--- begin ---

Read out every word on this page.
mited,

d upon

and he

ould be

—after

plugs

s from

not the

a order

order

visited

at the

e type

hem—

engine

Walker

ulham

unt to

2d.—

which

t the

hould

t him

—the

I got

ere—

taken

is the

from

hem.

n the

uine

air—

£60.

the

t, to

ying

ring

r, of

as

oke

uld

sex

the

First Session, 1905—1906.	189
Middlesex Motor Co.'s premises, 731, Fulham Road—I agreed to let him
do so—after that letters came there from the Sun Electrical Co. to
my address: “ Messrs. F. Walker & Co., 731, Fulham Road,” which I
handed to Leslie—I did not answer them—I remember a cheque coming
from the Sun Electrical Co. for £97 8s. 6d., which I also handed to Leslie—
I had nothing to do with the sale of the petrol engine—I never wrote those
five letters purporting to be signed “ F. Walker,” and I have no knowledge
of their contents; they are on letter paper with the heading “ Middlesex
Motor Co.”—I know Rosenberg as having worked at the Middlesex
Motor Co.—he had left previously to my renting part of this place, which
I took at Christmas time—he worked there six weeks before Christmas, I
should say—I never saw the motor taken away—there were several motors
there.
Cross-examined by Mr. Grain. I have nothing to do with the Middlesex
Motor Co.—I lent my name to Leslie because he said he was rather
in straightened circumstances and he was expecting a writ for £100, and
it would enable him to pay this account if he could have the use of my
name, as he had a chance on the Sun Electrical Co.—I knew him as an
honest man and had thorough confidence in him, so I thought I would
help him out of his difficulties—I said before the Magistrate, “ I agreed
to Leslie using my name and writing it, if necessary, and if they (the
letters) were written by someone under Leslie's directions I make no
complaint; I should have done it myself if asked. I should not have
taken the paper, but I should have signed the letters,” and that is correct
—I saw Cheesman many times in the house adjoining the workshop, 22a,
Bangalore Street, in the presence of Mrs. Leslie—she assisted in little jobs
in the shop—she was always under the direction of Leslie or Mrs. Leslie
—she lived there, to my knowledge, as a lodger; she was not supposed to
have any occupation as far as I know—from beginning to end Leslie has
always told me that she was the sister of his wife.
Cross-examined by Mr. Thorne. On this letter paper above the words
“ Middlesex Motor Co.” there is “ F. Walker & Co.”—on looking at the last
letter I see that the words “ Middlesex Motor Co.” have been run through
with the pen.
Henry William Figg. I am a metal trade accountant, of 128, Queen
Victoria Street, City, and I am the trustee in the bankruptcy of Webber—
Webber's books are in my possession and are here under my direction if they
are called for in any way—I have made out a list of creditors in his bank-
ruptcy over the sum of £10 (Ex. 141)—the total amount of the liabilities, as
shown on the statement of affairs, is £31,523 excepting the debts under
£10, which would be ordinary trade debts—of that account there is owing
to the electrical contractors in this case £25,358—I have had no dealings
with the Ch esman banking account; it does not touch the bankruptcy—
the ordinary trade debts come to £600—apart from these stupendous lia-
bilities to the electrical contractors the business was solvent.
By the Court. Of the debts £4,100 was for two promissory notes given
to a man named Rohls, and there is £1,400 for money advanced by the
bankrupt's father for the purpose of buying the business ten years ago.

--- end ---

Repeat the records exactly, including every line.

Read out every word on this page.
mited,

d upon

and he

ould be

—after

plugs

s from

not the

a order

order

visited

at the

e type

hem—

engine

Walker

ulham

unt to

2d.—

which

t the

hould

t him

—the

I got

ere—

taken

is the

from

hem.

n the

uine

air—

£60.

the

t, to

ying

ring

r, of

as

oke

uld

sex

the

First Session, 1905—1906.	189
Middlesex Motor Co.'s premises, 731, Fulham Road—I agreed to let him
do so—after that letters came there from the Sun Electrical Co. to
my address: “ Messrs. F. Walker & Co., 731, Fulham Road,” which I
handed to Leslie—I did not answer them—I remember a cheque coming
from the Sun Electrical Co. for £97 8s. 6d., which I also handed to Leslie—
I had nothing to do with the sale of the petrol engine—I never wrote those
five letters purporting to be signed “ F. Walker,” and I have no knowledge
of their contents; they are on letter paper with the heading “ Middlesex
Motor Co.”—I know Rosenberg as having worked at the Middlesex
Motor Co.—he had left previously to my renting part of this place, which
I took at Christmas time—he worked there six weeks before Christmas, I
should say—I never saw the motor taken away—there were several motors
there.
Cross-examined by Mr. Grain. I have nothing to do with the Middlesex
Motor Co.—I lent my name to Leslie because he said he was rather
in straightened circumstances and he was expecting a writ for £100, and
it would enable him to pay this account if he could have the use of my
name, as he had a chance on the Sun Electrical Co.—I knew him as an
honest man and had thorough confidence in him, so I thought I would
help him out of his difficulties—I said before the Magistrate, “ I agreed
to Leslie using my name and writing it, if necessary, and if they (the
letters) were written by someone under Leslie's directions I make no
complaint; I should have done it myself if asked. I should not have
taken the paper, but I should have signed the letters,” and that is correct
—I saw Cheesman many times in the house adjoining the workshop, 22a,
Bangalore Street, in the presence of Mrs. Leslie—she assisted in little jobs
in the shop—she was always under the direction of Leslie or Mrs. Leslie
—she lived there, to my knowledge, as a lodger; she was not supposed to
have any occupation as far as I know—from beginning to end Leslie has
always told me that she was the sister of his wife.
Cross-examined by Mr. Thorne. On this letter paper above the words
“ Middlesex Motor Co.” there is “ F. Walker & Co.”—on looking at the last
letter I see that the words “ Middlesex Motor Co.” have been run through
with the pen.
Henry William Figg. I am a metal trade accountant, of 128, Queen
Victoria Street, City, and I am the trustee in the bankruptcy of Webber—
Webber's books are in my possession and are here under my direction if they
are called for in any way—I have made out a list of creditors in his bank-
ruptcy over the sum of £10 (Ex. 141)—the total amount of the liabilities, as
shown on the statement of affairs, is £31,523 excepting the debts under
£10, which would be ordinary trade debts—of that account there is owing
to the electrical contractors in this case £25,358—I have had no dealings
with the Ch esman banking account; it does not touch the bankruptcy—
the ordinary trade debts come to £600—apart from these stupendous lia-
bilities to the electrical contractors the business was solvent.
By the Court. Of the debts £4,100 was for two promissory notes given
to a man named Rohls, and there is £1,400 for money advanced by the
bankrupt's father for the purpose of buying the business ten years ago.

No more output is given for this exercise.